START

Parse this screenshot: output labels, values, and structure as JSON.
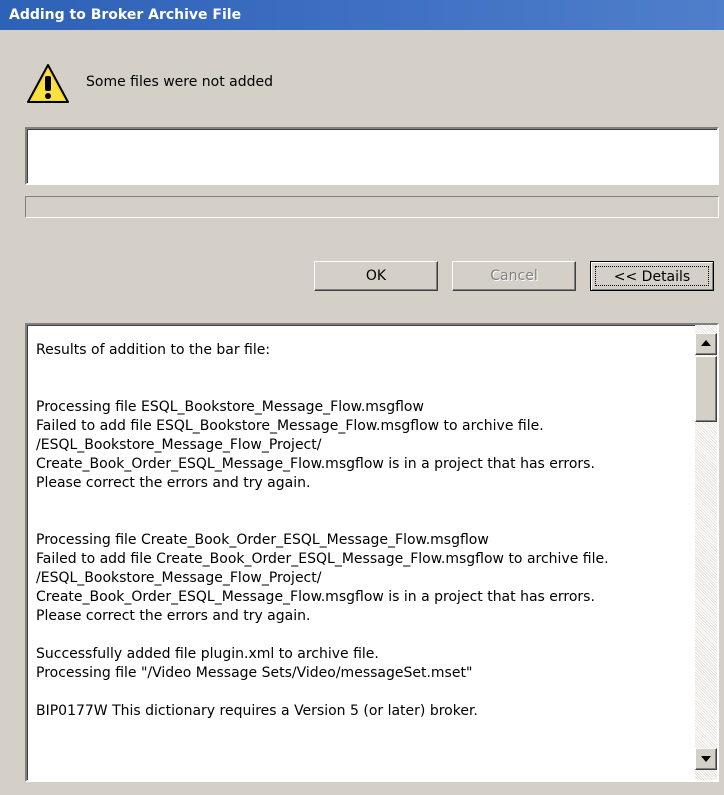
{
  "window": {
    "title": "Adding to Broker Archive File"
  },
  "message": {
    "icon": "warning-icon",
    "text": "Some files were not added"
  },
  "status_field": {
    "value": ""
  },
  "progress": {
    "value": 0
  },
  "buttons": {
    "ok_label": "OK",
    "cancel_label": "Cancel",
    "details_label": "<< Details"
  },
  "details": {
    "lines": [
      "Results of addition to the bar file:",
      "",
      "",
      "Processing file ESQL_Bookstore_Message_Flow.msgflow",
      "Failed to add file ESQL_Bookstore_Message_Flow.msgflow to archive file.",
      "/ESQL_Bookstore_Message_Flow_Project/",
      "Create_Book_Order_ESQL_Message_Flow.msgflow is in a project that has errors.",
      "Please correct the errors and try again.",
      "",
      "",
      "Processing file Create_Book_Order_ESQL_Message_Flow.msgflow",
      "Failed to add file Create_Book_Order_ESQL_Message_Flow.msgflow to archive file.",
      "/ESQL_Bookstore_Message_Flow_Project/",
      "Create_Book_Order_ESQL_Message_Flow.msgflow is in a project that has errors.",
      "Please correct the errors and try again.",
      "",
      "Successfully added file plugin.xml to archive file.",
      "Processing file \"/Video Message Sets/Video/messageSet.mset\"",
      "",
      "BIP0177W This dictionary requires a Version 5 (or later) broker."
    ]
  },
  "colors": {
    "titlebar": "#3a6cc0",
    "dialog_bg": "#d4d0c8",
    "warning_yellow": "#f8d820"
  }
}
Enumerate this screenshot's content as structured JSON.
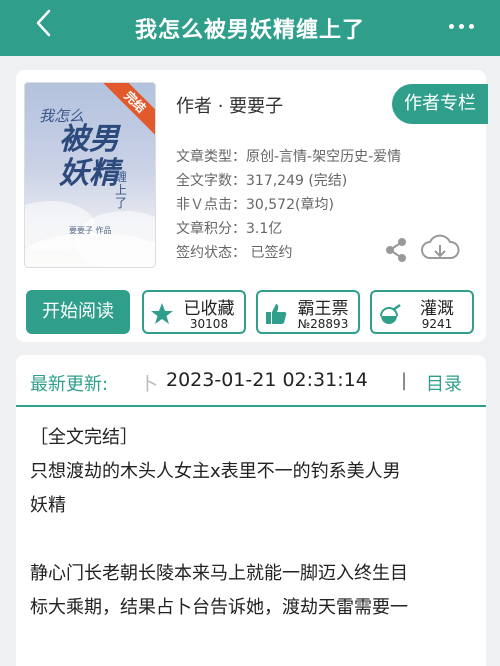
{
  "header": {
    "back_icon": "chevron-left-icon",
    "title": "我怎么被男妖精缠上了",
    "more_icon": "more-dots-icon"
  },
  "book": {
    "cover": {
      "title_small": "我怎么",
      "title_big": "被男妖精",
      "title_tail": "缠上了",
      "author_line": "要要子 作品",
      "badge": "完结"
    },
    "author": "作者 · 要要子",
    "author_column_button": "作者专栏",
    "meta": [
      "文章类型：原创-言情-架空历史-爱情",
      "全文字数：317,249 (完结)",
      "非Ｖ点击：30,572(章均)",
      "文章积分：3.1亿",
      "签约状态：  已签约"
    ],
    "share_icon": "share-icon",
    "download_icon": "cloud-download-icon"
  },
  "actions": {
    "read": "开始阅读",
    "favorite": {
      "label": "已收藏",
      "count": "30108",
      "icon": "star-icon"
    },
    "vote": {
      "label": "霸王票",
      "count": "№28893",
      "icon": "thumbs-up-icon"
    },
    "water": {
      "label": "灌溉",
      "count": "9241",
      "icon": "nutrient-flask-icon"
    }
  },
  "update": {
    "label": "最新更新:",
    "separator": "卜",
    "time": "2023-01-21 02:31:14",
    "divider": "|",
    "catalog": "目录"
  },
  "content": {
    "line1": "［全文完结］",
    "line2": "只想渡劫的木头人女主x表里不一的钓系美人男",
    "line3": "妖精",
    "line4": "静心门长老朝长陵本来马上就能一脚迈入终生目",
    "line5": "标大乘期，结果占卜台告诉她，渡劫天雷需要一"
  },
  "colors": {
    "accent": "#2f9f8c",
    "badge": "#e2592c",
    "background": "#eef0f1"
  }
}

END
START

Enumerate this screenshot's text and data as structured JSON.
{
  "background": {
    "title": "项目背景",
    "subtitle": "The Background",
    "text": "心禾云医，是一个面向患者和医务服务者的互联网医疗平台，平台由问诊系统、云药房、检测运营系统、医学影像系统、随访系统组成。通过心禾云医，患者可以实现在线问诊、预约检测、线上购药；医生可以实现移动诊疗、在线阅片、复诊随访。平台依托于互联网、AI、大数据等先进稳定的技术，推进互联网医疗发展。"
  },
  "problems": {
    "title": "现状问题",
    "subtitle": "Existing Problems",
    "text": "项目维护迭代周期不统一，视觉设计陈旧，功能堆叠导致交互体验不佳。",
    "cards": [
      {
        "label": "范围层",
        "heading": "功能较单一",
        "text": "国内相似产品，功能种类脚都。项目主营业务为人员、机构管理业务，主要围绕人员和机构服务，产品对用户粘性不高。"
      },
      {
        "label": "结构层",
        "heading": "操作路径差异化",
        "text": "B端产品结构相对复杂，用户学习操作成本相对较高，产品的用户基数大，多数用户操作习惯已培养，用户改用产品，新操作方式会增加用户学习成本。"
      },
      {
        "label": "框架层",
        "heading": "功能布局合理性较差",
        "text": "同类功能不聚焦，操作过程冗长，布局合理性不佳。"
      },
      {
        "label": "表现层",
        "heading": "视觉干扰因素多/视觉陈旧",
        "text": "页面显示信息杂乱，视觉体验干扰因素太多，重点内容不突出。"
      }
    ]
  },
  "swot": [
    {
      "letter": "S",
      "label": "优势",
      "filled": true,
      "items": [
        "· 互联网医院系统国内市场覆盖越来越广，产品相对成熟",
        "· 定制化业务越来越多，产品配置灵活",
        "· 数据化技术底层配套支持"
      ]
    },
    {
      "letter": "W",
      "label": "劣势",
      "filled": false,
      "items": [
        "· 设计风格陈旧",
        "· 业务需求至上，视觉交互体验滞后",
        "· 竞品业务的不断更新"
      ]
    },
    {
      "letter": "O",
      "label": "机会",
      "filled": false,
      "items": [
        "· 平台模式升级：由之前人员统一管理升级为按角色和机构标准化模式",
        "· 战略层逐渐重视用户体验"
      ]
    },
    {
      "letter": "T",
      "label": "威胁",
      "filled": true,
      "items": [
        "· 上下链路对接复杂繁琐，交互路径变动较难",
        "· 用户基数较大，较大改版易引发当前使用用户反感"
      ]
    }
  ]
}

END
START

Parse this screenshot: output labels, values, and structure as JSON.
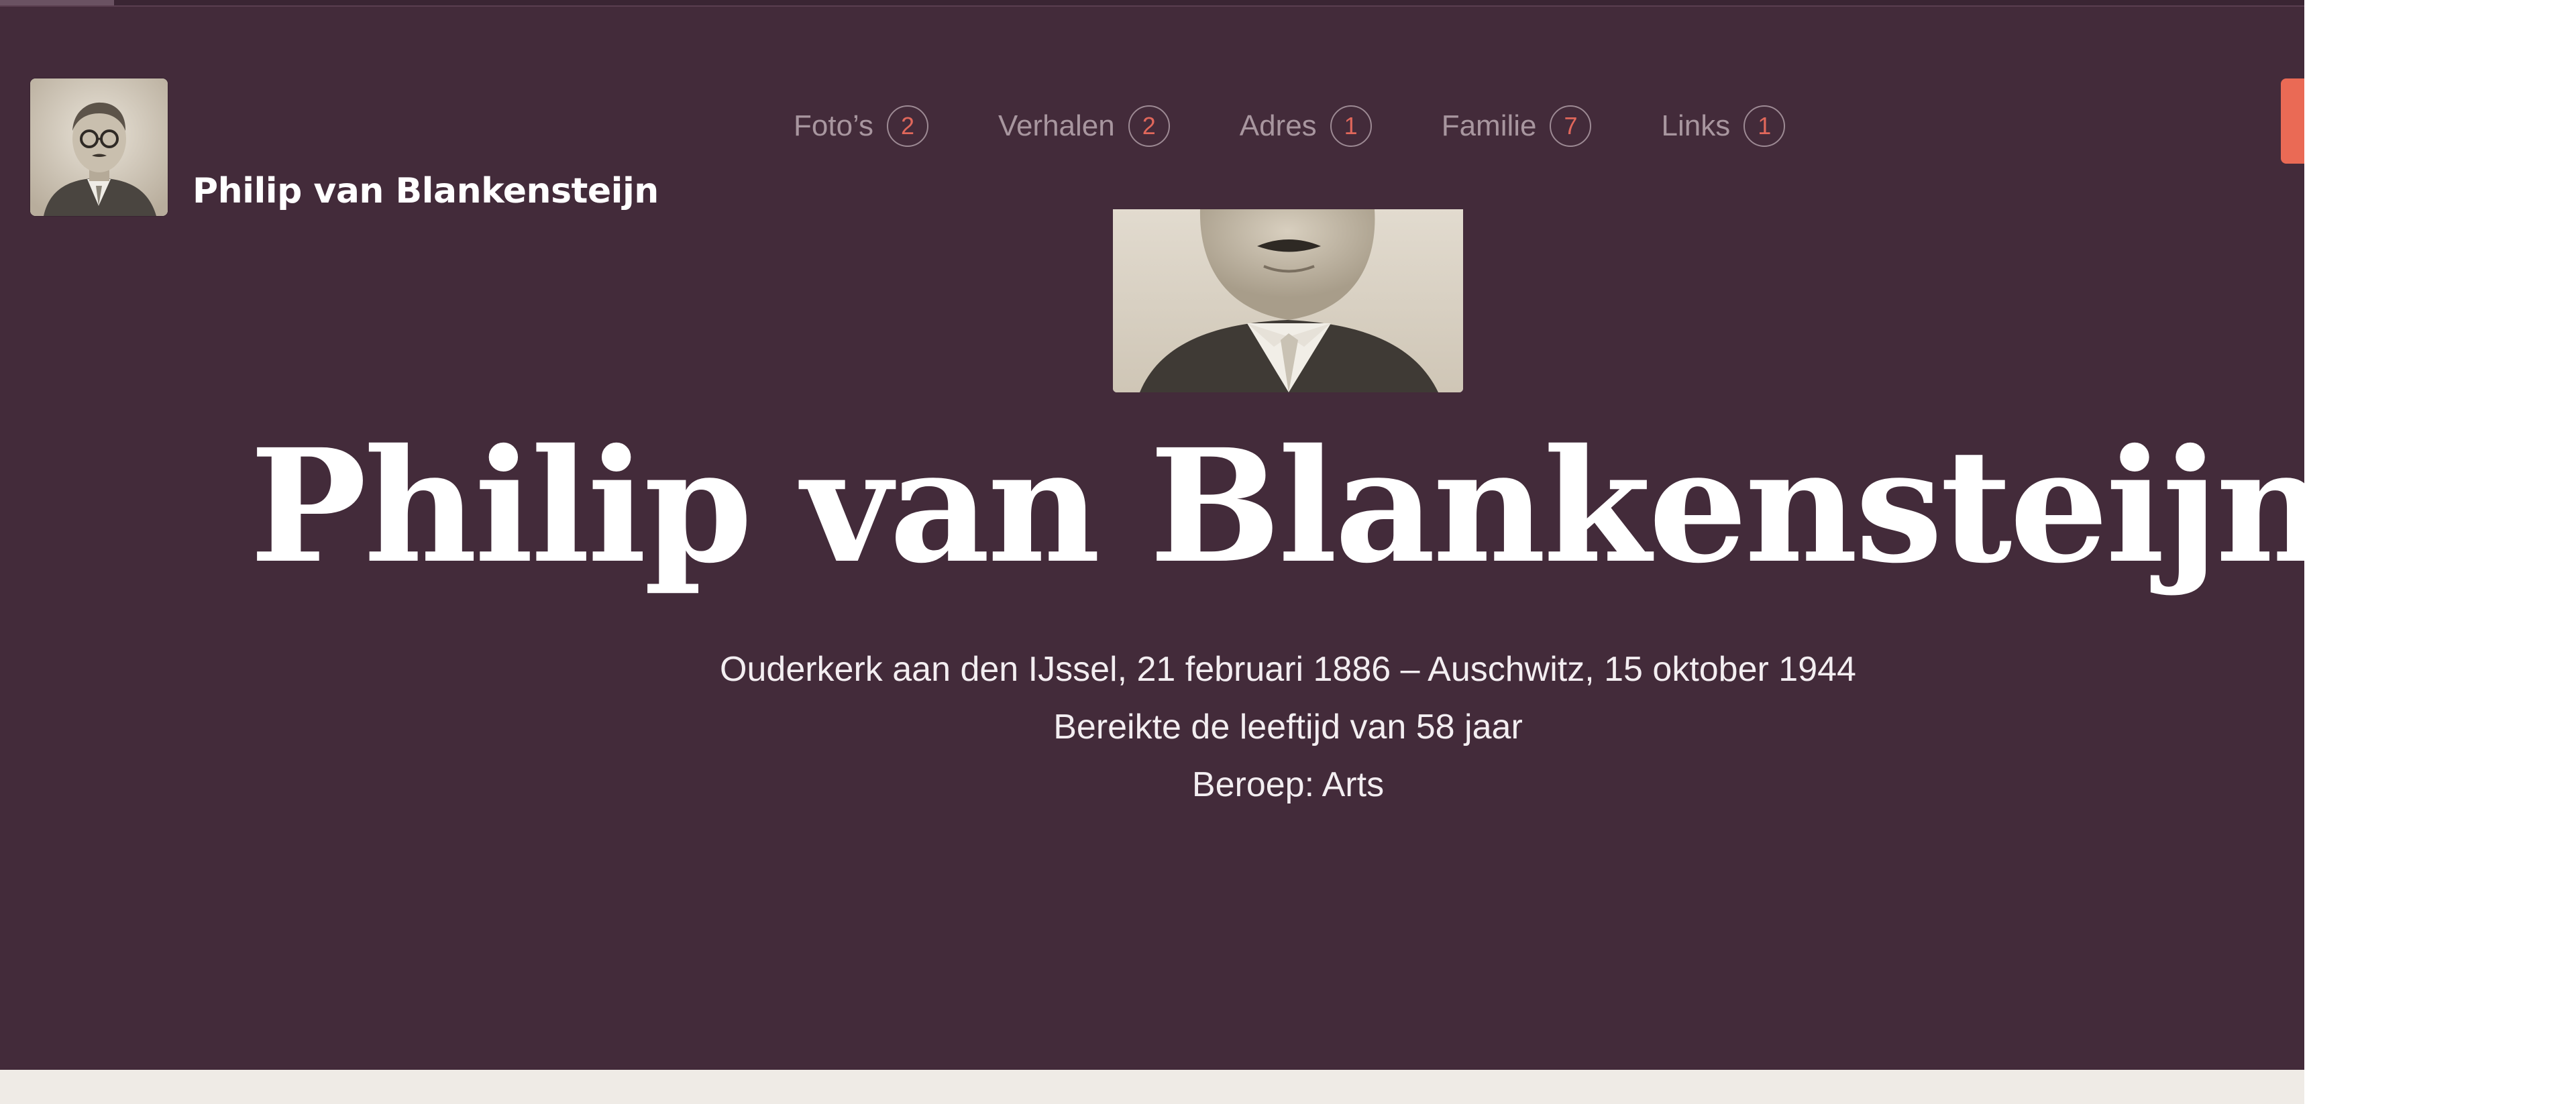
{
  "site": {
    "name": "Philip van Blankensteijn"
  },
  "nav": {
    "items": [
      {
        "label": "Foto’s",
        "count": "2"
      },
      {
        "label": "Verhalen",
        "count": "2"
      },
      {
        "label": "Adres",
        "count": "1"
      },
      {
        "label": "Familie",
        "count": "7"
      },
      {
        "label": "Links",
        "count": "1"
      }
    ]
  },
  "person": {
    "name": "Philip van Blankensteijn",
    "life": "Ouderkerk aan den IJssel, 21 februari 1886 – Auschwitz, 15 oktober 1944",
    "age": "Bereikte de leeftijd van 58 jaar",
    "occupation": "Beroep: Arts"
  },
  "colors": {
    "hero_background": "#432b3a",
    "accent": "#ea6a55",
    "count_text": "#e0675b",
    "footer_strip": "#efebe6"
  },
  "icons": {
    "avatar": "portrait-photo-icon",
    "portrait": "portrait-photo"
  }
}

END

Your task is to gather all lines from the entries above that hold the word "Blankensteijn".

# Result:
    "name": "Philip van Blankensteijn"
    "name": "Philip van Blankensteijn",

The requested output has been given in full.